** BEGIN **

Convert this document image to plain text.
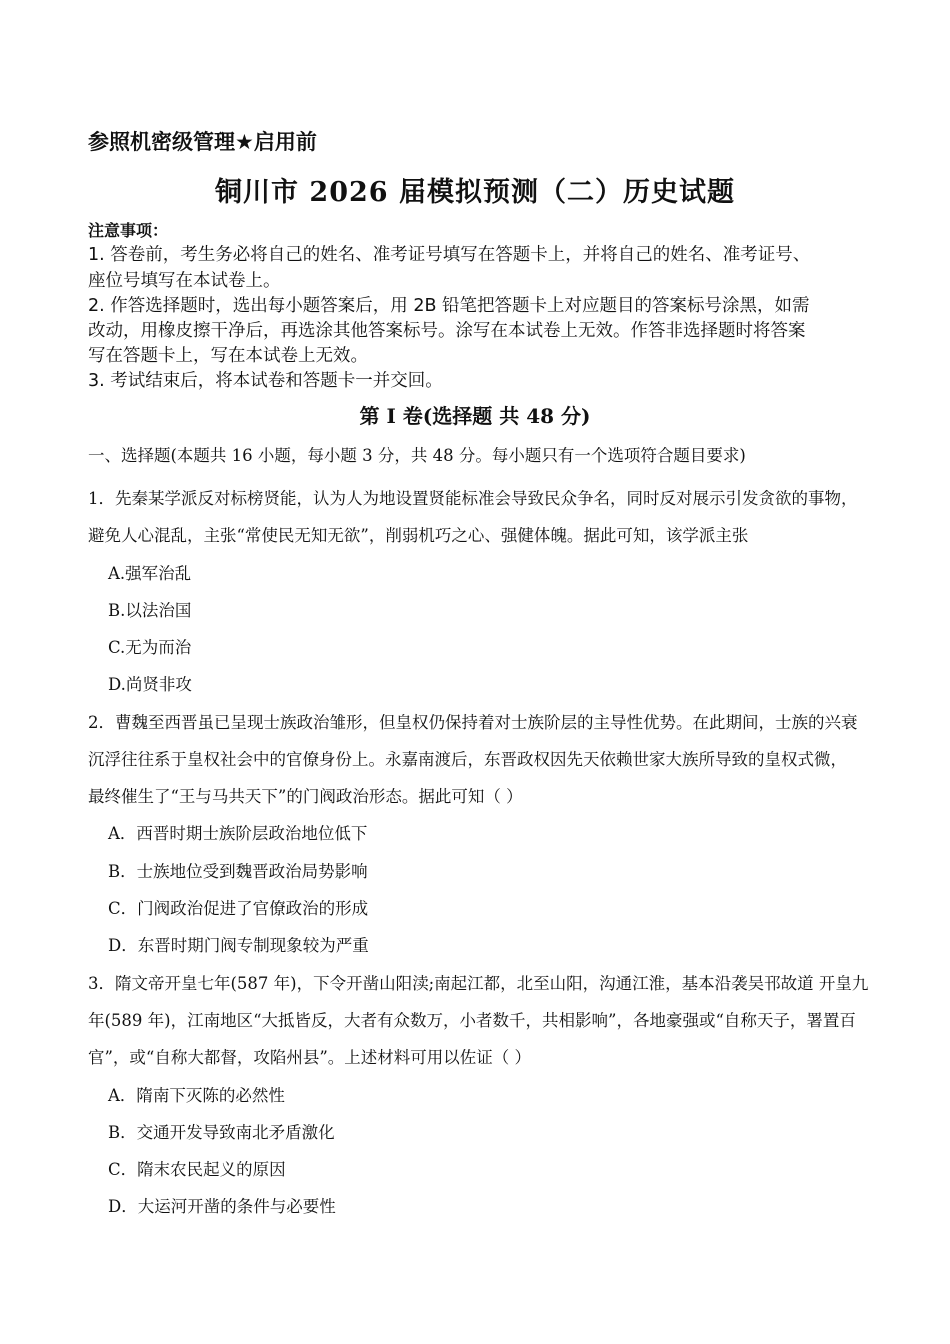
参照机密级管理★启用前
铜川市 2026 届模拟预测（二）历史试题
注意事项：
1. 答卷前，考生务必将自己的姓名、准考证号填写在答题卡上，并将自己的姓名、准考证号、
座位号填写在本试卷上。
2. 作答选择题时，选出每小题答案后，用 2B 铅笔把答题卡上对应题目的答案标号涂黑，如需
改动，用橡皮擦干净后，再选涂其他答案标号。涂写在本试卷上无效。作答非选择题时将答案
写在答题卡上，写在本试卷上无效。
3. 考试结束后，将本试卷和答题卡一并交回。
第 I 卷(选择题 共 48 分)
一、选择题(本题共 16 小题，每小题 3 分，共 48 分。每小题只有一个选项符合题目要求)
1．先秦某学派反对标榜贤能，认为人为地设置贤能标准会导致民众争名，同时反对展示引发贪欲的事物，
避免人心混乱，主张“常使民无知无欲”，削弱机巧之心、强健体魄。据此可知，该学派主张
A.强军治乱
B.以法治国
C.无为而治
D.尚贤非攻
2．曹魏至西晋虽已呈现士族政治雏形，但皇权仍保持着对士族阶层的主导性优势。在此期间，士族的兴衰
沉浮往往系于皇权社会中的官僚身份上。永嘉南渡后，东晋政权因先天依赖世家大族所导致的皇权式微，
最终催生了“王与马共天下”的门阀政治形态。据此可知（ ）
A．西晋时期士族阶层政治地位低下
B．士族地位受到魏晋政治局势影响
C．门阀政治促进了官僚政治的形成
D．东晋时期门阀专制现象较为严重
3．隋文帝开皇七年(587 年)，下令开凿山阳渎;南起江都，北至山阳，沟通江淮，基本沿袭吴邗故道 开皇九
年(589 年)，江南地区“大抵皆反，大者有众数万，小者数千，共相影响”，各地豪强或“自称天子，署置百
官”，或“自称大都督，攻陷州县”。上述材料可用以佐证（ ）
A．隋南下灭陈的必然性
B．交通开发导致南北矛盾激化
C．隋末农民起义的原因
D．大运河开凿的条件与必要性
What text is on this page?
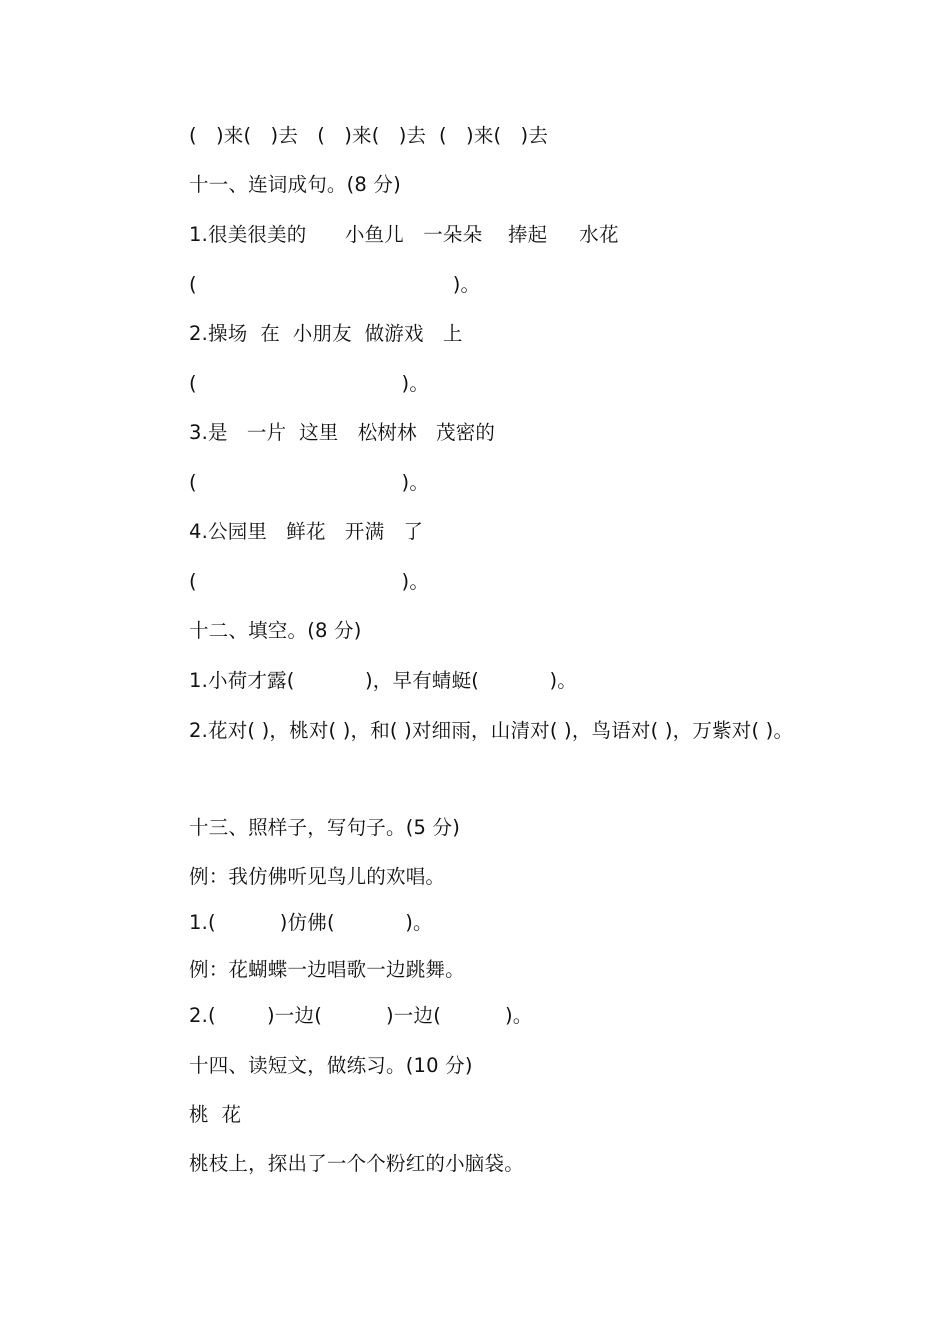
(   )来(   )去   (   )来(   )去  (   )来(   )去
十一、连词成句。(8 分)
1.很美很美的      小鱼儿   一朵朵    捧起     水花
(                                        )。
2.操场  在  小朋友  做游戏   上
(                                )。
3.是   一片  这里   松树林   茂密的
(                                )。
4.公园里   鲜花   开满   了
(                                )。
十二、填空。(8 分)
1.小荷才露(           )，早有蜻蜓(           )。
2.花对( )，桃对( )，和( )对细雨，山清对( )，鸟语对( )，万紫对( )。
十三、照样子，写句子。(5 分)
例：我仿佛听见鸟儿的欢唱。
1.(          )仿佛(           )。
例：花蝴蝶一边唱歌一边跳舞。
2.(        )一边(          )一边(          )。
十四、读短文，做练习。(10 分)
桃  花
桃枝上，探出了一个个粉红的小脑袋。
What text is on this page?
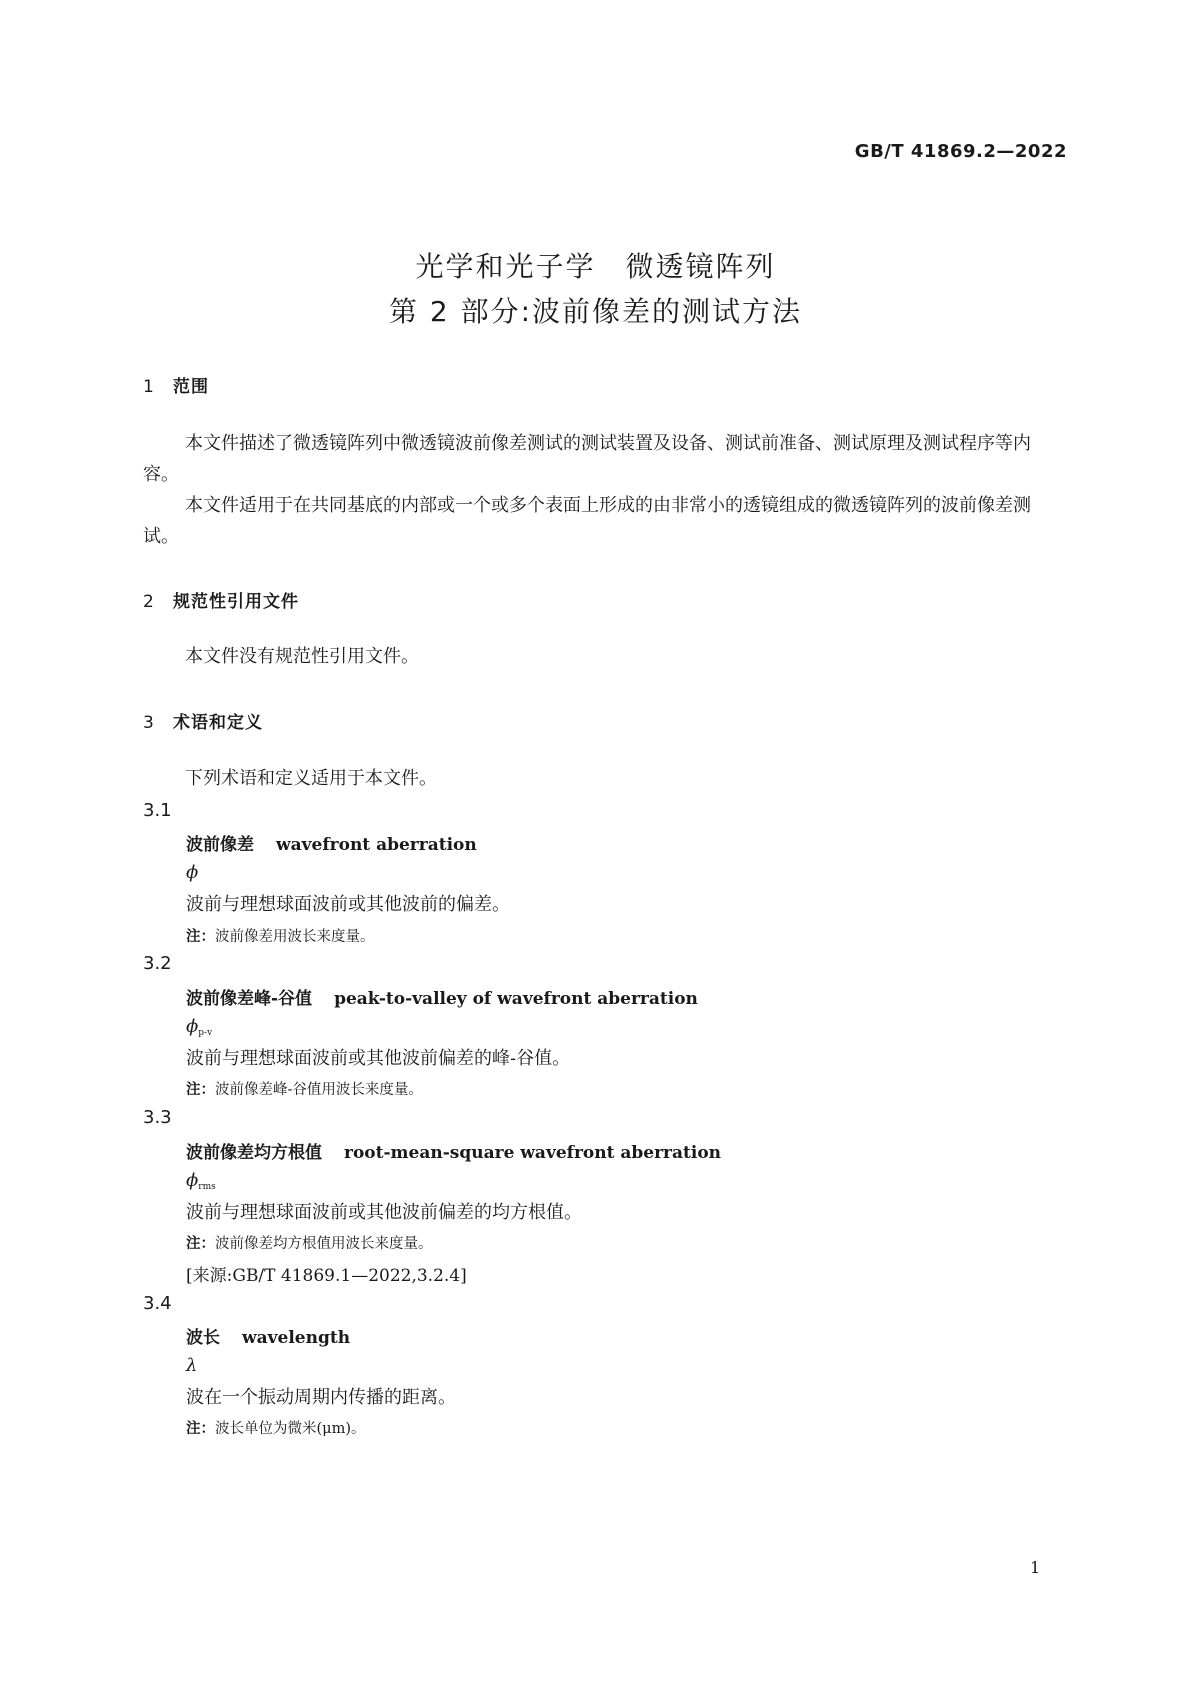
GB/T 41869.2—2022
光学和光子学　微透镜阵列
第 2 部分:波前像差的测试方法
1 范围
本文件描述了微透镜阵列中微透镜波前像差测试的测试装置及设备、测试前准备、测试原理及测试程序等内容。
本文件适用于在共同基底的内部或一个或多个表面上形成的由非常小的透镜组成的微透镜阵列的波前像差测试。
2 规范性引用文件
本文件没有规范性引用文件。
3 术语和定义
下列术语和定义适用于本文件。
3.1
波前像差 wavefront aberration
ϕ
波前与理想球面波前或其他波前的偏差。
注：波前像差用波长来度量。
3.2
波前像差峰-谷值 peak-to-valley of wavefront aberration
$\phi_{p-v}$
波前与理想球面波前或其他波前偏差的峰-谷值。
注：波前像差峰-谷值用波长来度量。
3.3
波前像差均方根值 root-mean-square wavefront aberration
$\phi_{rms}$
波前与理想球面波前或其他波前偏差的均方根值。
注：波前像差均方根值用波长来度量。
[来源:GB/T 41869.1—2022,3.2.4]
3.4
波长 wavelength
λ
波在一个振动周期内传播的距离。
注：波长单位为微米(μm)。
1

** END **

Output the full set of records above without changing a word, and drop the images.

▶ **SOLUTION TO THIS TASK**:
Convert this document image to plain text.
参照机密级管理★启用前
铜川市 2026 届模拟预测（二）历史试题
注意事项：
1. 答卷前，考生务必将自己的姓名、准考证号填写在答题卡上，并将自己的姓名、准考证号、
座位号填写在本试卷上。
2. 作答选择题时，选出每小题答案后，用 2B 铅笔把答题卡上对应题目的答案标号涂黑，如需
改动，用橡皮擦干净后，再选涂其他答案标号。涂写在本试卷上无效。作答非选择题时将答案
写在答题卡上，写在本试卷上无效。
3. 考试结束后，将本试卷和答题卡一并交回。
第 I 卷(选择题 共 48 分)
一、选择题(本题共 16 小题，每小题 3 分，共 48 分。每小题只有一个选项符合题目要求)
1．先秦某学派反对标榜贤能，认为人为地设置贤能标准会导致民众争名，同时反对展示引发贪欲的事物，
避免人心混乱，主张“常使民无知无欲”，削弱机巧之心、强健体魄。据此可知，该学派主张
A.强军治乱
B.以法治国
C.无为而治
D.尚贤非攻
2．曹魏至西晋虽已呈现士族政治雏形，但皇权仍保持着对士族阶层的主导性优势。在此期间，士族的兴衰
沉浮往往系于皇权社会中的官僚身份上。永嘉南渡后，东晋政权因先天依赖世家大族所导致的皇权式微，
最终催生了“王与马共天下”的门阀政治形态。据此可知（ ）
A．西晋时期士族阶层政治地位低下
B．士族地位受到魏晋政治局势影响
C．门阀政治促进了官僚政治的形成
D．东晋时期门阀专制现象较为严重
3．隋文帝开皇七年(587 年)，下令开凿山阳渎;南起江都，北至山阳，沟通江淮，基本沿袭吴邗故道 开皇九
年(589 年)，江南地区“大抵皆反，大者有众数万，小者数千，共相影响”，各地豪强或“自称天子，署置百
官”，或“自称大都督，攻陷州县”。上述材料可用以佐证（ ）
A．隋南下灭陈的必然性
B．交通开发导致南北矛盾激化
C．隋末农民起义的原因
D．大运河开凿的条件与必要性
What text is on this page?
(   )来(   )去   (   )来(   )去  (   )来(   )去
十一、连词成句。(8 分)
1.很美很美的      小鱼儿   一朵朵    捧起     水花
(                                        )。
2.操场  在  小朋友  做游戏   上
(                                )。
3.是   一片  这里   松树林   茂密的
(                                )。
4.公园里   鲜花   开满   了
(                                )。
十二、填空。(8 分)
1.小荷才露(           )，早有蜻蜓(           )。
2.花对( )，桃对( )，和( )对细雨，山清对( )，鸟语对( )，万紫对( )。
十三、照样子，写句子。(5 分)
例：我仿佛听见鸟儿的欢唱。
1.(          )仿佛(           )。
例：花蝴蝶一边唱歌一边跳舞。
2.(        )一边(          )一边(          )。
十四、读短文，做练习。(10 分)
桃  花
桃枝上，探出了一个个粉红的小脑袋。
What text is on this page?
GB/T 41869.2—2022
光学和光子学　微透镜阵列
第 2 部分:波前像差的测试方法
1 范围
本文件描述了微透镜阵列中微透镜波前像差测试的测试装置及设备、测试前准备、测试原理及测试程序等内容。
本文件适用于在共同基底的内部或一个或多个表面上形成的由非常小的透镜组成的微透镜阵列的波前像差测试。
2 规范性引用文件
本文件没有规范性引用文件。
3 术语和定义
下列术语和定义适用于本文件。
3.1
波前像差 wavefront aberration
ϕ
波前与理想球面波前或其他波前的偏差。
注：波前像差用波长来度量。
3.2
波前像差峰-谷值 peak-to-valley of wavefront aberration
$\phi_{p-v}$
波前与理想球面波前或其他波前偏差的峰-谷值。
注：波前像差峰-谷值用波长来度量。
3.3
波前像差均方根值 root-mean-square wavefront aberration
$\phi_{rms}$
波前与理想球面波前或其他波前偏差的均方根值。
注：波前像差均方根值用波长来度量。
[来源:GB/T 41869.1—2022,3.2.4]
3.4
波长 wavelength
λ
波在一个振动周期内传播的距离。
注：波长单位为微米(μm)。
1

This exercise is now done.